-- VORLIEGENDER TEXTAUSZUG --
--

Gegen 9.45 Uhr verließ der Traktorfahrer die Anstalt und fuhr zu dem etwa zwei Kilometer entfernten holzverarbeitenden Betrieb, der die Abfälle verheizt. Der Fahrer erreichte den Betrieb nach zehn Minuten. Unterdessen fiel dem in der Halle zuständigen Bediensteten das Fehlen des Gefangenen W. auf. Vom Arbeitsablauf her ist es nicht ungewöhnlich, dass ein Gefangener die Toilette aufsucht, Material holt oder Aufträge in einem anderen Bereich der Schreinerei bespricht. Das Fehlen gab daher zu diesem Zeitpunkt noch keinen Anlass zur Besorgnis.

--

Schreiben Sie den Textauszug über das Fehlen des Gefangenen W. in der Schreinerei im Anschluss an seinen letzten Satz weiter.

--

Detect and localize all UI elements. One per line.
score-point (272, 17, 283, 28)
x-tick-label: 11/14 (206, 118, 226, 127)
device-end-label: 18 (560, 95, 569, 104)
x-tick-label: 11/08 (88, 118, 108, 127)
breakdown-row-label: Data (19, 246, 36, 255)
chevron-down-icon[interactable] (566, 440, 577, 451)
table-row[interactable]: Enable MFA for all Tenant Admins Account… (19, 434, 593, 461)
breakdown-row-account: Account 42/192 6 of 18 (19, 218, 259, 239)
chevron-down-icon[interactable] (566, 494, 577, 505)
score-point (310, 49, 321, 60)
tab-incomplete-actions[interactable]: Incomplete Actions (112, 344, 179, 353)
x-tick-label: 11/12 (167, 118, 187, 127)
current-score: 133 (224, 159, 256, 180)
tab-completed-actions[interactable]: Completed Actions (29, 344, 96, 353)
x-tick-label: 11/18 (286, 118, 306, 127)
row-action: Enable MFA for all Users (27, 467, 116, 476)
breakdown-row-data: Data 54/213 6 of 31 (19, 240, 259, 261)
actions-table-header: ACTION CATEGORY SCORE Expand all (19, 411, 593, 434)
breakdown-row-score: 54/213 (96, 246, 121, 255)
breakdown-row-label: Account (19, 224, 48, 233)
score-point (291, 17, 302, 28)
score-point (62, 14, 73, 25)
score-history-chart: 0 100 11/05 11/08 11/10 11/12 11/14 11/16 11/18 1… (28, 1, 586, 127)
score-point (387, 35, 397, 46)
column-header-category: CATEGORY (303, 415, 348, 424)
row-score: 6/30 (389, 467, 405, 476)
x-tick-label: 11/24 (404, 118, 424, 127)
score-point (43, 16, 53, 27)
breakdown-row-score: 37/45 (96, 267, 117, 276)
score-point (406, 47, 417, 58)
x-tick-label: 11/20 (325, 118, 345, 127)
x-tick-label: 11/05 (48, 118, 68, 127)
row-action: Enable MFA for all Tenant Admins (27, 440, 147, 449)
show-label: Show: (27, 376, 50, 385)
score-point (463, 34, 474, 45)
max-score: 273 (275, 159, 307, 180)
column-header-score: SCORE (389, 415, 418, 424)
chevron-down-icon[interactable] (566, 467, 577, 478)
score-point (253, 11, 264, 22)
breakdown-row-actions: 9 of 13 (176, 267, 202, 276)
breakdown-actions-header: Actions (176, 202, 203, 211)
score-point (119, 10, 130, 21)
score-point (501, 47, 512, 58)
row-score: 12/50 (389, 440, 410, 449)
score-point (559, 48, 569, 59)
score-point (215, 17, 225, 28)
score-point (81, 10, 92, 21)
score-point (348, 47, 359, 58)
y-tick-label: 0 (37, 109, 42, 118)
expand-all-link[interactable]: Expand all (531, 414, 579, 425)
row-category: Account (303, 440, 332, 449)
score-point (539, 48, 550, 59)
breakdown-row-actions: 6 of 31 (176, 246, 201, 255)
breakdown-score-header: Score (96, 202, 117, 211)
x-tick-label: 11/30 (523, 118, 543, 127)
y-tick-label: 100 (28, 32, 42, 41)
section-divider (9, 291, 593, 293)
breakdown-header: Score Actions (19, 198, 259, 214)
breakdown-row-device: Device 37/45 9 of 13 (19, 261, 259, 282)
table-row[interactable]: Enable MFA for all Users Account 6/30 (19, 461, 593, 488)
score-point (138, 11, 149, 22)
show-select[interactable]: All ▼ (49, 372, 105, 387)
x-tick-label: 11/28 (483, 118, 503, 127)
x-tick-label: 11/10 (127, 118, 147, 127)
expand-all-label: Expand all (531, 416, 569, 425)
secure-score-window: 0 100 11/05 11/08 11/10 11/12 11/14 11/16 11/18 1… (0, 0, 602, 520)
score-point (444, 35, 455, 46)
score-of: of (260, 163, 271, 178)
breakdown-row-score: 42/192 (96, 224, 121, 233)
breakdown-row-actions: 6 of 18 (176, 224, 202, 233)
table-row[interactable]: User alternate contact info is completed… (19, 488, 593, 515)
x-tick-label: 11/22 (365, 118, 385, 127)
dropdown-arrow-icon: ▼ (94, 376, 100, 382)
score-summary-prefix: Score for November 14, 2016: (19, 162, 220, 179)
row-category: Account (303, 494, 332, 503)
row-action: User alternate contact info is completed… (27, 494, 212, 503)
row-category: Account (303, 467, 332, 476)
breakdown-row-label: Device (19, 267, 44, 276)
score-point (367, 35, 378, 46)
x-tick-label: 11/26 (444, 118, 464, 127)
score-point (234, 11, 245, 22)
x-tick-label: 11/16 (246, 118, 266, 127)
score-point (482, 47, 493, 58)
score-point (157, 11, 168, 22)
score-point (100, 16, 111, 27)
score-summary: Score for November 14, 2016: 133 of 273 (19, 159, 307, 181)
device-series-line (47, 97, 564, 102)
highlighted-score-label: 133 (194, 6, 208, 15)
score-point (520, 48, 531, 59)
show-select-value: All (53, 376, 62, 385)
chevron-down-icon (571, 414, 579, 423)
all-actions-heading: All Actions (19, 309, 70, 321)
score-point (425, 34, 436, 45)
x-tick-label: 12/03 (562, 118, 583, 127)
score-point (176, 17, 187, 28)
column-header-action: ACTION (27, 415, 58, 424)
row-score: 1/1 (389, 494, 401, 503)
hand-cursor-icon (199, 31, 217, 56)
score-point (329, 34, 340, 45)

--

-- ANTWORT --
Gegen 11 Uhr begann die Suche nach dem Gefangenen in den Hallen, den Nebenräumen und im Lager der Schreinerei, ohne dass er gefunden werden konnte. Der Traktorfahrer war mittlerweile wieder in der Anstalt eingetroffen. Beim Abladen der Gitterboxen hatte er bemerkt, dass eine Box nur halb gefüllt war. Diesem Umstand hatte er aber zunächst keine Bedeutung beigemessen. Die Polizei wurde gegen 11.40 Uhr unterrichtet, die Fahndung begann. "Es ist davon auszugehen, dass der Gefangene sich in der Gitterbox neben seinem Arbeitsplatz versteckt hat, die dann aus der Anstalt transportiert wurde", schreibt der Minister. Ob er dabei Hilfe von anderen Personen erhielt, sei Gegenstand der laufenden Ermittlungen der Bonner Staatsanwaltschaft. "Wir haben keine Hinweise auf fremde Hilfe, der Anfangsverdacht hat sich nicht erhärtet", sagte Staatsanwältin Monika Volkhausen dazu gestern.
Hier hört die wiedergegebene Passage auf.